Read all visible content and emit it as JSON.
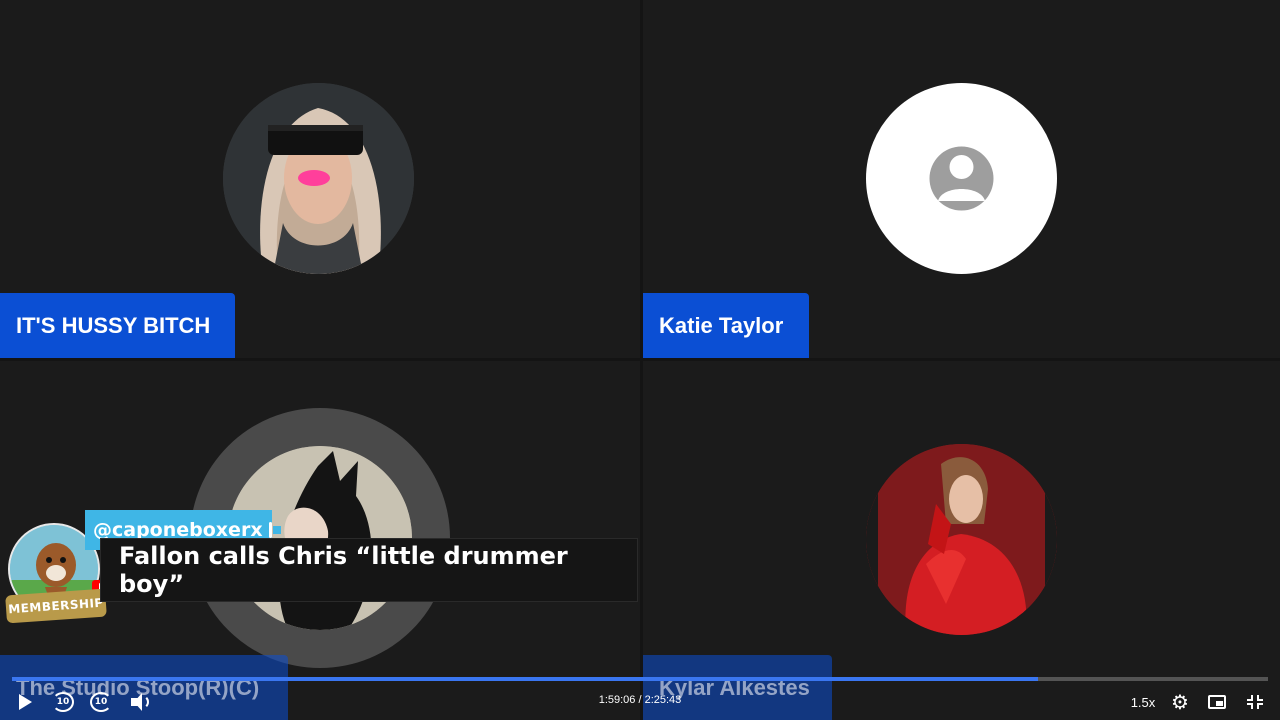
{
  "participants": [
    {
      "name": "IT'S HUSSY BITCH",
      "avatar": "photo-woman-sunglasses"
    },
    {
      "name": "Katie Taylor",
      "avatar": "default-person-icon"
    },
    {
      "name": "The Studio Stoop(R)(C)",
      "avatar": "illustration-cat-ear-woman"
    },
    {
      "name": "Kylar Alkestes",
      "avatar": "photo-woman-red-dress"
    }
  ],
  "comment": {
    "handle": "@caponeboxerx",
    "badge_label": "MEMBERSHIP",
    "text": "Fallon calls Chris “little drummer boy”"
  },
  "player": {
    "current_time": "1:59:06",
    "separator": " / ",
    "duration": "2:25:43",
    "time_display": "1:59:06 / 2:25:43",
    "speed": "1.5x",
    "progress_fraction": 0.817,
    "rewind_label": "10",
    "forward_label": "10",
    "accent_color": "#3a76f0"
  },
  "colors": {
    "nameplate": "#0b4fd4",
    "handle_bg": "#3fb6e6"
  }
}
──────────────────────────────
**DO THIS**: Leave out every picture and copy the rest of the records exactly.

**EXERCISE RESULT**:
Read all visible content and emit it as JSON.
{
  "participants": [
    {
      "name": "IT'S HUSSY BITCH",
      "avatar": "photo-woman-sunglasses"
    },
    {
      "name": "Katie Taylor",
      "avatar": "default-person-icon"
    },
    {
      "name": "The Studio Stoop(R)(C)",
      "avatar": "illustration-cat-ear-woman"
    },
    {
      "name": "Kylar Alkestes",
      "avatar": "photo-woman-red-dress"
    }
  ],
  "comment": {
    "handle": "@caponeboxerx",
    "badge_label": "MEMBERSHIP",
    "text": "Fallon calls Chris “little drummer boy”"
  },
  "player": {
    "current_time": "1:59:06",
    "separator": " / ",
    "duration": "2:25:43",
    "time_display": "1:59:06 / 2:25:43",
    "speed": "1.5x",
    "progress_fraction": 0.817,
    "rewind_label": "10",
    "forward_label": "10",
    "accent_color": "#3a76f0"
  },
  "colors": {
    "nameplate": "#0b4fd4",
    "handle_bg": "#3fb6e6"
  }
}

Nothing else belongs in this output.